**What the task asks**
Everything in the listing should be restated word for word.

**Data shown**
◆ ◆ ◆

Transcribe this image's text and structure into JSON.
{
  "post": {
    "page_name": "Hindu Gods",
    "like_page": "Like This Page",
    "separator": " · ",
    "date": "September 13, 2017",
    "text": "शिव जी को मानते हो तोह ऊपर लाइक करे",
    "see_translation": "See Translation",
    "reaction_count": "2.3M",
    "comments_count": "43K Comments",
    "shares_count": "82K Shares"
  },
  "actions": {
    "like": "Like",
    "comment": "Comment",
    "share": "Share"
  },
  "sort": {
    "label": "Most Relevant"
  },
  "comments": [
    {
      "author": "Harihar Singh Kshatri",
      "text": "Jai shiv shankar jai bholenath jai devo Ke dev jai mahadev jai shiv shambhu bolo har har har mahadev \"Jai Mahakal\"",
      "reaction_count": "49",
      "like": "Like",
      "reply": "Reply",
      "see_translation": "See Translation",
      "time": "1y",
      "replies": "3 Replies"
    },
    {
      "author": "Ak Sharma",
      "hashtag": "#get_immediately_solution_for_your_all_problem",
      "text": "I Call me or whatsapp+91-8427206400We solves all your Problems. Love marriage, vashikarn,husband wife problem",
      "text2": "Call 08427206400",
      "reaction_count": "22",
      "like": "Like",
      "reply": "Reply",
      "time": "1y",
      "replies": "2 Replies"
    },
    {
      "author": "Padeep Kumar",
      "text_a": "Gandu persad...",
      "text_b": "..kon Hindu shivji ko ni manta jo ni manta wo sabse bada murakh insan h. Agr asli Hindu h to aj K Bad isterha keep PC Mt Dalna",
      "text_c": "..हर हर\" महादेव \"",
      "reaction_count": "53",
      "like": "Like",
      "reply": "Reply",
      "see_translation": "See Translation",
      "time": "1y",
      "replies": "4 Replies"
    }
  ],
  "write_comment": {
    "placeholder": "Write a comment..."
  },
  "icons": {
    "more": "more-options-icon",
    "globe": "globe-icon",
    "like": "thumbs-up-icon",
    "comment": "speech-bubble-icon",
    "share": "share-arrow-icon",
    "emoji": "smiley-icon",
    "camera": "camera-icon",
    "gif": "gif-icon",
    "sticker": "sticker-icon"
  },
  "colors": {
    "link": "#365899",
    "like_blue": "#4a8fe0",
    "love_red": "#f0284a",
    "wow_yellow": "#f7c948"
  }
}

◆ ◆ ◆

**Response to this exercise**
Transcribe this image's text and structure into JSON.
{
  "post": {
    "page_name": "Hindu Gods",
    "like_page": "Like This Page",
    "separator": " · ",
    "date": "September 13, 2017",
    "text": "शिव जी को मानते हो तोह ऊपर लाइक करे",
    "see_translation": "See Translation",
    "reaction_count": "2.3M",
    "comments_count": "43K Comments",
    "shares_count": "82K Shares"
  },
  "actions": {
    "like": "Like",
    "comment": "Comment",
    "share": "Share"
  },
  "sort": {
    "label": "Most Relevant"
  },
  "comments": [
    {
      "author": "Harihar Singh Kshatri",
      "text": "Jai shiv shankar jai bholenath jai devo Ke dev jai mahadev jai shiv shambhu bolo har har har mahadev \"Jai Mahakal\"",
      "reaction_count": "49",
      "like": "Like",
      "reply": "Reply",
      "see_translation": "See Translation",
      "time": "1y",
      "replies": "3 Replies"
    },
    {
      "author": "Ak Sharma",
      "hashtag": "#get_immediately_solution_for_your_all_problem",
      "text": "I Call me or whatsapp+91-8427206400We solves all your Problems. Love marriage, vashikarn,husband wife problem",
      "text2": "Call 08427206400",
      "reaction_count": "22",
      "like": "Like",
      "reply": "Reply",
      "time": "1y",
      "replies": "2 Replies"
    },
    {
      "author": "Padeep Kumar",
      "text_a": "Gandu persad...",
      "text_b": "..kon Hindu shivji ko ni manta jo ni manta wo sabse bada murakh insan h. Agr asli Hindu h to aj K Bad isterha keep PC Mt Dalna",
      "text_c": "..हर हर\" महादेव \"",
      "reaction_count": "53",
      "like": "Like",
      "reply": "Reply",
      "see_translation": "See Translation",
      "time": "1y",
      "replies": "4 Replies"
    }
  ],
  "write_comment": {
    "placeholder": "Write a comment..."
  },
  "icons": {
    "more": "more-options-icon",
    "globe": "globe-icon",
    "like": "thumbs-up-icon",
    "comment": "speech-bubble-icon",
    "share": "share-arrow-icon",
    "emoji": "smiley-icon",
    "camera": "camera-icon",
    "gif": "gif-icon",
    "sticker": "sticker-icon"
  },
  "colors": {
    "link": "#365899",
    "like_blue": "#4a8fe0",
    "love_red": "#f0284a",
    "wow_yellow": "#f7c948"
  }
}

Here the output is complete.